> **Task**
For the entries below, how many lines include the word "color"? Give the figure and nothing more.

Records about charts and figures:
════════════════════

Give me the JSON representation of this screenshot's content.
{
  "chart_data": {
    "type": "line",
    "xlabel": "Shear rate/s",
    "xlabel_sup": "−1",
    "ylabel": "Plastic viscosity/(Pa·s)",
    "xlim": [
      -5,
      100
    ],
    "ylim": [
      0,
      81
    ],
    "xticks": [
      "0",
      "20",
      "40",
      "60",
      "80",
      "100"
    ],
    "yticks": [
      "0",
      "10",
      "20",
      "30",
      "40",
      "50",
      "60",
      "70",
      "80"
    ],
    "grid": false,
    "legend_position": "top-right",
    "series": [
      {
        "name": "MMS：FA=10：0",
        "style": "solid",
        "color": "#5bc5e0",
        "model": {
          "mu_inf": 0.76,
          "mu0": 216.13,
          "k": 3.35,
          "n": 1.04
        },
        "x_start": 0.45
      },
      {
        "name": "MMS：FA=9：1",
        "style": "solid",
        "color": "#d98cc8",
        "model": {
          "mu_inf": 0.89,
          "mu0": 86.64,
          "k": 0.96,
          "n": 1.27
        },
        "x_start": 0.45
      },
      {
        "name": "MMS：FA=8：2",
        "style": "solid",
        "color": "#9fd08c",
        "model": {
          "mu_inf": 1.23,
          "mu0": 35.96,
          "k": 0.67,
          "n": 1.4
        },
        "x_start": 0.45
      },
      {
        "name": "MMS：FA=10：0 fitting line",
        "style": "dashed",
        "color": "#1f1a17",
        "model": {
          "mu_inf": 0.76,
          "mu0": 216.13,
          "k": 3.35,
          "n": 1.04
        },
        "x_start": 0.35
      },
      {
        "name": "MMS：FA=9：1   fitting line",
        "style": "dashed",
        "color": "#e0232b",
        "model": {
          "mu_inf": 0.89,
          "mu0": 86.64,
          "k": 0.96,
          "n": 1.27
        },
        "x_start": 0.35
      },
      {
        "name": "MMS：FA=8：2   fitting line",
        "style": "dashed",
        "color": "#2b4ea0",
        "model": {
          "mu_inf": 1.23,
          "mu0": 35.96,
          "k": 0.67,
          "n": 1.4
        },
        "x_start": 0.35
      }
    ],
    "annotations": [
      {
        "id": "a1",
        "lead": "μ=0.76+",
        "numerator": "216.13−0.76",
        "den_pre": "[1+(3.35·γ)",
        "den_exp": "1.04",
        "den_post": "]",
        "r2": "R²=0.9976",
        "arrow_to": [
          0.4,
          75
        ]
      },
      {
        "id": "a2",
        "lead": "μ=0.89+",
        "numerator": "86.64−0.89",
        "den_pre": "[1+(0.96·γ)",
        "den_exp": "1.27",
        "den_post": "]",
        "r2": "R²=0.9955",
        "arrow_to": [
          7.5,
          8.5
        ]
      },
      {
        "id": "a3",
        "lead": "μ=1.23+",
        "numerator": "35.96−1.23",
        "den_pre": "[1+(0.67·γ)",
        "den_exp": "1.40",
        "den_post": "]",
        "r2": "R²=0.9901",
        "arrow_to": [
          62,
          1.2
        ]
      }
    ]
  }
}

════════════════════

> **Solution to the problem**
6